Extract provided —
Can I make any improvements to increase readability and performance?

I've also read in various sources that when transforming a recursive algorithm into an iterative one, the stack data-structure is often used to 'substitute' the call stack used in the recursive case. I'm not using a std::stack here but could I have used one to simplify my implementation?

using std::vector;

vector<vector<int>> permutations(vector<int> integers) {
    vector<vector<int>> curr_perms;

    if (integers.size() <= 1) {
        curr_perms.push_back(integers);
        return curr_perms;
    }

    size_t sz = integers.size();

    vector<vector<int>> next_perms;

    // initialise with the one permutation of the last single element
    vector<int> t = { integers[sz - 1] };
    curr_perms.emplace_back(t);

    // backwards iterating a sequence of at least two elements
    for (int i = sz - 2; i >= 0; --i) {
        auto first = integers[i];

        for (const auto &s : curr_perms) {
            for (auto j = 0U; j < s.size() + 1; ++j) {
                vector<int> p(s.begin(), s.end());  // make a copy 
                p.insert(p.begin() + j, first);     // shuffle in 'first' element
                next_perms.push_back(std::move(p)); // and add this as a new permutation
            }
        }

        // permutations found in this iteration are the input for the next
        std::swap(next_perms, curr_perms); // <-- is this needlessly copying all the elements?

Exercise brief — Please rework the permutations post, starting with "Can I make any" and going on through "simplify my implementation?", with "readability" changed to "clarity".

Dataset content —
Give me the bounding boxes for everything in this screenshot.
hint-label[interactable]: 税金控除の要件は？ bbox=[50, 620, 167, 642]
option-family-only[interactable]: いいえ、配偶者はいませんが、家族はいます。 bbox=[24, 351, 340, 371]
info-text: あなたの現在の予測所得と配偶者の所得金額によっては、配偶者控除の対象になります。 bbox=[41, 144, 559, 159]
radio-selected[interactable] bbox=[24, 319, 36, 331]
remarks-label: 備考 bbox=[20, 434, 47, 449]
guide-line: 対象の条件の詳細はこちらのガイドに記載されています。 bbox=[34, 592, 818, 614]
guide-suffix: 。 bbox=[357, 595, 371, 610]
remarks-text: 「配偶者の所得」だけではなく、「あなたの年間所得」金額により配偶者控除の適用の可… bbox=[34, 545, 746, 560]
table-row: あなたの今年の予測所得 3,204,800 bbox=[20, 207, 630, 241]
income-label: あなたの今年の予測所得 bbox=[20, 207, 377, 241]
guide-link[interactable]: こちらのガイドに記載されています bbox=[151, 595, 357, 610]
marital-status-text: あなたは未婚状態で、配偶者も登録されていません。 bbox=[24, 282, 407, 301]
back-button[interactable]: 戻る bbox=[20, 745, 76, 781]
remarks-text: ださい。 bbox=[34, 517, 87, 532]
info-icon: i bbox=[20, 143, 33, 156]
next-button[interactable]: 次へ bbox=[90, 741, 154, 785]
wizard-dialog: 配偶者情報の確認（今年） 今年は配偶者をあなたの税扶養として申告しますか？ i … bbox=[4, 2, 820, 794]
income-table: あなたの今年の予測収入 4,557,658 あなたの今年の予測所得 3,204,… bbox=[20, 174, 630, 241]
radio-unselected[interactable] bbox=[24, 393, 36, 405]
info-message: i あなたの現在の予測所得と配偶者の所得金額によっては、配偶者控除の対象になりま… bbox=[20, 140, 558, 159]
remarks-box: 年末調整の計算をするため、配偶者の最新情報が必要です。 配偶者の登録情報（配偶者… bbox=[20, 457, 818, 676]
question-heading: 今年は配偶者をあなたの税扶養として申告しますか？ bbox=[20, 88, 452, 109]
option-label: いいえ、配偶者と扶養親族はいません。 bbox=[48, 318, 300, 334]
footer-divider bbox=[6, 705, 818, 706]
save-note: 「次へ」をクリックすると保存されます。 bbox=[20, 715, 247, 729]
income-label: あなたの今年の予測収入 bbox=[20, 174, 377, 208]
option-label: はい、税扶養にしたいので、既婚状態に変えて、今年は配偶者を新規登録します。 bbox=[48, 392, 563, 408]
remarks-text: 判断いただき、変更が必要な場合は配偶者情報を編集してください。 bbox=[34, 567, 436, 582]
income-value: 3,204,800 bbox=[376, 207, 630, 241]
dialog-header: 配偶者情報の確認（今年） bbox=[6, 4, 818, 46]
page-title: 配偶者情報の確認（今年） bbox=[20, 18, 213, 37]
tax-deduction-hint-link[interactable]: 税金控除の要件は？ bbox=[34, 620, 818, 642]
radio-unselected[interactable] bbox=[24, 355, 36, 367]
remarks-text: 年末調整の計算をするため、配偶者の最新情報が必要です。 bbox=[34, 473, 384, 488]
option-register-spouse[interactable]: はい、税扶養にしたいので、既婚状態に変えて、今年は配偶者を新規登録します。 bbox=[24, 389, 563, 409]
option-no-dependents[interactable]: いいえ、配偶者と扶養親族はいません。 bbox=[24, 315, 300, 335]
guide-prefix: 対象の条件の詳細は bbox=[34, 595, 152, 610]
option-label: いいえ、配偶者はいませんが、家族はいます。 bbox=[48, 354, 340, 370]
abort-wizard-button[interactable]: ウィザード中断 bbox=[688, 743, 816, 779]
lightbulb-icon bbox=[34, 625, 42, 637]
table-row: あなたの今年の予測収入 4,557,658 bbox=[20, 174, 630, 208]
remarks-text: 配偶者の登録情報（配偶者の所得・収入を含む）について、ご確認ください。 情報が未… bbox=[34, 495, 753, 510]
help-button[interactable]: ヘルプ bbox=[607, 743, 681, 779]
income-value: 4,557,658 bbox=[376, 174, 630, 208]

Reply —
Can I make any improvements to increase clarity and performance?

I've also read in various sources that when transforming a recursive algorithm into an iterative one, the stack data-structure is often used to 'substitute' the call stack used in the recursive case. I'm not using a std::stack here but could I have used one to simplify my implementation?